[Stored records]
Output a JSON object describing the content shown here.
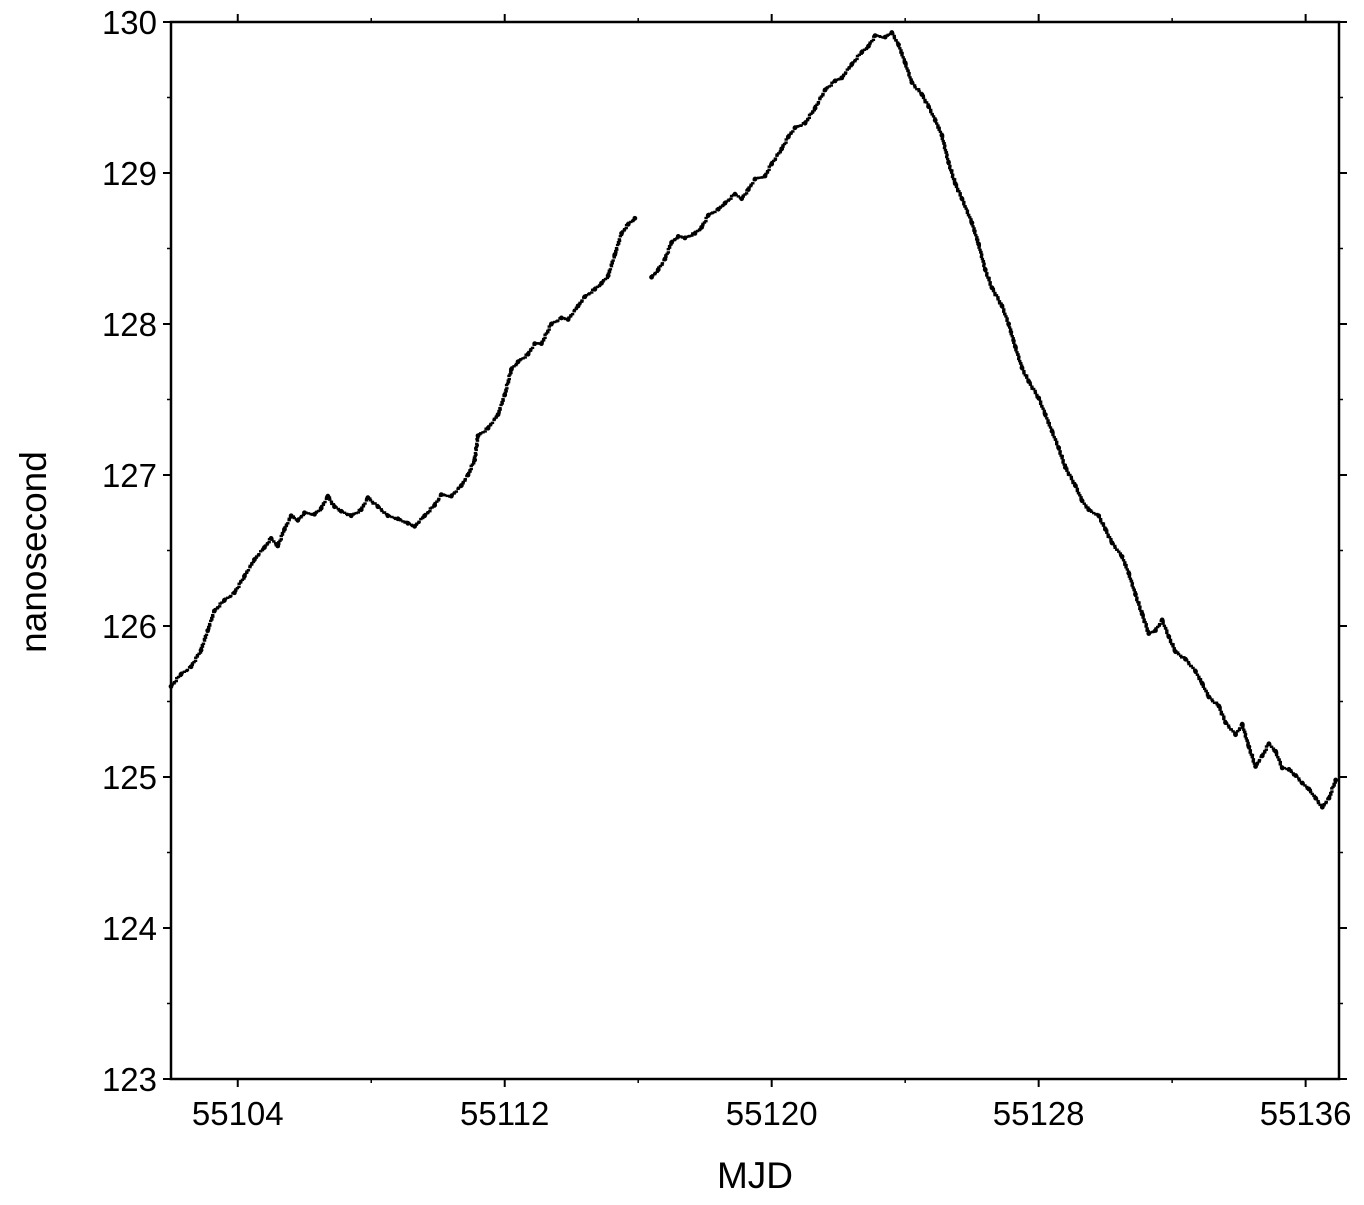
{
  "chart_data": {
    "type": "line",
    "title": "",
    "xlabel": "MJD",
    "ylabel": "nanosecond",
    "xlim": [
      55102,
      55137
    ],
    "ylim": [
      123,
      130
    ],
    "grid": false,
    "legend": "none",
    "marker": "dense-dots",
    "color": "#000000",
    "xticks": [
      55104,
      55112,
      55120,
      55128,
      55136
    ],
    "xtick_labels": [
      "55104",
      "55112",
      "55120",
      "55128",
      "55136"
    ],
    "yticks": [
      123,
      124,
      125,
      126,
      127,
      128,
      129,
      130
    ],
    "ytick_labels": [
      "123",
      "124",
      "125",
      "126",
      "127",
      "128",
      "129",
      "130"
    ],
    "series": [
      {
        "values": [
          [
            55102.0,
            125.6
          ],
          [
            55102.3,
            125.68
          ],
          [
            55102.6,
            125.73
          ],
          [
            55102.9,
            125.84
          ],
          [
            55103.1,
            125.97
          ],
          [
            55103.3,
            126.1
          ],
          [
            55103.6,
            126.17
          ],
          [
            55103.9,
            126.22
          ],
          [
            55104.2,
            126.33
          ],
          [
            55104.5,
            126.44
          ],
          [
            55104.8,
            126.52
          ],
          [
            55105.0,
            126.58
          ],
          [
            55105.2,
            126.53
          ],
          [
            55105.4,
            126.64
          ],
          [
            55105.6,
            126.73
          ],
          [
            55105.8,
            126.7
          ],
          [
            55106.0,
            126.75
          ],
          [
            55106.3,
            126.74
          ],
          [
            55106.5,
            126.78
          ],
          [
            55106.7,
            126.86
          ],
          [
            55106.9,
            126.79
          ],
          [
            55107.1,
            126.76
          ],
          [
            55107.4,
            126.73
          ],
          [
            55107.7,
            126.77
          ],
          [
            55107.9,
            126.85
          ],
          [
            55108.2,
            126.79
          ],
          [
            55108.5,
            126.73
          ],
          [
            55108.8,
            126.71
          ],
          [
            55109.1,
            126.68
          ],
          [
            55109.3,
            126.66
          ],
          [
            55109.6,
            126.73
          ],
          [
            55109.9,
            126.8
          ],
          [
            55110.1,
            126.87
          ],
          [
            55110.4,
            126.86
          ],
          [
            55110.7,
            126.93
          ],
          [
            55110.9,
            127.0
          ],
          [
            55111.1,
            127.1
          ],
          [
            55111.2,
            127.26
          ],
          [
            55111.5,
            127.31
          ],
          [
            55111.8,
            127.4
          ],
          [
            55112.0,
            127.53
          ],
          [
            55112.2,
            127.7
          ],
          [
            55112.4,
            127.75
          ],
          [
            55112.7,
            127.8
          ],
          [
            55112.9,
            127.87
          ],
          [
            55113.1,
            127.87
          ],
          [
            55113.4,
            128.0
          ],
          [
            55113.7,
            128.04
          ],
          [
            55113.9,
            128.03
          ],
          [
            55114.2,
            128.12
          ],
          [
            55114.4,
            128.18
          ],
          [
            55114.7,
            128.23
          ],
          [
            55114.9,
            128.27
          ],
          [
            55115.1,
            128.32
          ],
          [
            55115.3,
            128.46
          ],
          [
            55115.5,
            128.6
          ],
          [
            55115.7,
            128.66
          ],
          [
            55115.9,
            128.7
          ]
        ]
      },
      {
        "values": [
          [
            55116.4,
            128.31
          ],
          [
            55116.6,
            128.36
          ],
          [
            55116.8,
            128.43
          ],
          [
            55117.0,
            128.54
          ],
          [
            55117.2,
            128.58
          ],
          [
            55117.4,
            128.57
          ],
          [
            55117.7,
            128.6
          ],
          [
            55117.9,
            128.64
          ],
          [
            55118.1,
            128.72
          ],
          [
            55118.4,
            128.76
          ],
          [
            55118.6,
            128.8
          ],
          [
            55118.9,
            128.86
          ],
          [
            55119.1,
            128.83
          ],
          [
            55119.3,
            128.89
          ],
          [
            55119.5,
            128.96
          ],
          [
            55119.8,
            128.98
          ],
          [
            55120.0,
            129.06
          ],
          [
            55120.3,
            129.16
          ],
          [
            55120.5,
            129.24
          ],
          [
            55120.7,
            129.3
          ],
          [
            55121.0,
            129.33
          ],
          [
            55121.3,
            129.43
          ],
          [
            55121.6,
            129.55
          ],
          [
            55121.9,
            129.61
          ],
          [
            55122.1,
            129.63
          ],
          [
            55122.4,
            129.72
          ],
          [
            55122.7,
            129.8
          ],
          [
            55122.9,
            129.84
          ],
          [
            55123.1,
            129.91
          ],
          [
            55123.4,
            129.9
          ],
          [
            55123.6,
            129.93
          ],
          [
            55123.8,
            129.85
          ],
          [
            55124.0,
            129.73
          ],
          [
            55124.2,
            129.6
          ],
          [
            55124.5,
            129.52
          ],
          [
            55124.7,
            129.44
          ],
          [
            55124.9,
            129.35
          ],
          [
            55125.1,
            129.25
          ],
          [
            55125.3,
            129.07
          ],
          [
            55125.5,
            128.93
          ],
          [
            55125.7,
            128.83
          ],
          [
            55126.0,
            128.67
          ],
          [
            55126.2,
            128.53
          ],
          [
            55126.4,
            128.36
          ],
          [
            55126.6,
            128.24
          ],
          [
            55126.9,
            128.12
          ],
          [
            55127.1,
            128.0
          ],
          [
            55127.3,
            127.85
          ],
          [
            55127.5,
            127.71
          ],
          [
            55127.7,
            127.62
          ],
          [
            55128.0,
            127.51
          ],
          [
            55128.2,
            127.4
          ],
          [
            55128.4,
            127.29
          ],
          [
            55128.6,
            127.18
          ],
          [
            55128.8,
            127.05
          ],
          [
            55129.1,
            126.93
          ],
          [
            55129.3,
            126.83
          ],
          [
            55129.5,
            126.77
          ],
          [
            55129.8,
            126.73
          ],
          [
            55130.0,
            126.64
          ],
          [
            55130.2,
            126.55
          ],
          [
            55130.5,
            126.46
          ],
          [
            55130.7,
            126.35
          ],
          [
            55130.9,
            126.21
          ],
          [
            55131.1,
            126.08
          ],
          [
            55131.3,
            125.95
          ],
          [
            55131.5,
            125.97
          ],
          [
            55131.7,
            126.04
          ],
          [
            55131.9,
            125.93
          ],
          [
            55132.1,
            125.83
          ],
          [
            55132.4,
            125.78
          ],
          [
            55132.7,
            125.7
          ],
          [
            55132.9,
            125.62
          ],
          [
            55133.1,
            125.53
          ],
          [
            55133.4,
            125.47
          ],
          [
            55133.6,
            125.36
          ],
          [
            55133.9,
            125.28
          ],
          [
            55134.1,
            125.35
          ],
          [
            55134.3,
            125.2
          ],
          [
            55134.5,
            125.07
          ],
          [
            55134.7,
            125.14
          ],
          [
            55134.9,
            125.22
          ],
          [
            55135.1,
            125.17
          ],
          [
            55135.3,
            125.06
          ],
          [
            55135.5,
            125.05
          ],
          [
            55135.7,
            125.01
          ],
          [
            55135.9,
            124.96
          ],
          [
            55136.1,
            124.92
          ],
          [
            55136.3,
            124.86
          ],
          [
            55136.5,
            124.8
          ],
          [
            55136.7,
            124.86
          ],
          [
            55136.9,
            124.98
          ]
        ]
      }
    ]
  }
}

* * *

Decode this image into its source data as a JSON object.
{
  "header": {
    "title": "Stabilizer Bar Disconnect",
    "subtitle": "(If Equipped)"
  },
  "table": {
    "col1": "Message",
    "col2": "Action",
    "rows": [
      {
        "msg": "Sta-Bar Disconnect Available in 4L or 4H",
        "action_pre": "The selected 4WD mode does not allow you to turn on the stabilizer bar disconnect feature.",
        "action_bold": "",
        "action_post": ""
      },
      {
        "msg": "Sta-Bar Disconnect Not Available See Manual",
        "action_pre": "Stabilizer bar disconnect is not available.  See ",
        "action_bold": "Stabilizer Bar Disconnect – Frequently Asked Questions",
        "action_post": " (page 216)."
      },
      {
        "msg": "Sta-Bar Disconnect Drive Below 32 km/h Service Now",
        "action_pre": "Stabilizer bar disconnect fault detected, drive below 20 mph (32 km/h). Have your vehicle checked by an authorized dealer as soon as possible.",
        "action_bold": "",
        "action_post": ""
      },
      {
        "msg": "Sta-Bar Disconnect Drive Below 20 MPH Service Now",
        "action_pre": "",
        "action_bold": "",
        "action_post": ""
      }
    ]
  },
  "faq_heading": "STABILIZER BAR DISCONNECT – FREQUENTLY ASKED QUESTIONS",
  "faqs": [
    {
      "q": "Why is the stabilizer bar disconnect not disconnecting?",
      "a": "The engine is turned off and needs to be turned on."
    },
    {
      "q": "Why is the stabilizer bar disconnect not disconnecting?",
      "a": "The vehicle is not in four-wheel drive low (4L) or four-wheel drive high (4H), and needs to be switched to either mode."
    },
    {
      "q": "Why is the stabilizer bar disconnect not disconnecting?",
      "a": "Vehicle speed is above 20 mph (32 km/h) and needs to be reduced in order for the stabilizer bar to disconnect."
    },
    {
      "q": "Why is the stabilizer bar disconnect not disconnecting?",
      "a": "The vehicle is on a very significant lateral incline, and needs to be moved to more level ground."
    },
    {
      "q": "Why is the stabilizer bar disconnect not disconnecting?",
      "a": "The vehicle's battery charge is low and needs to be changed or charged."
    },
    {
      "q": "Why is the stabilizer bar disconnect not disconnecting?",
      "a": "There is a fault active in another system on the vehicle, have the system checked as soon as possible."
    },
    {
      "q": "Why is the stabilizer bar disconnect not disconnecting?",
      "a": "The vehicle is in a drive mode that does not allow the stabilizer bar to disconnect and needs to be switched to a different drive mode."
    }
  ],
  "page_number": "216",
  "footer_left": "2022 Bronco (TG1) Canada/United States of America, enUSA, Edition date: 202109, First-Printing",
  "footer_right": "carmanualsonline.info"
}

[Problem requirements] Search the data above for the word "switched", then gather each line in which it appears.

[Correct result]
      "a": "The vehicle is not in four-wheel drive low (4L) or four-wheel drive high (4H), and needs to be switched to either mode."
      "a": "The vehicle is in a drive mode that does not allow the stabilizer bar to disconnect and needs to be switched to a different drive mode."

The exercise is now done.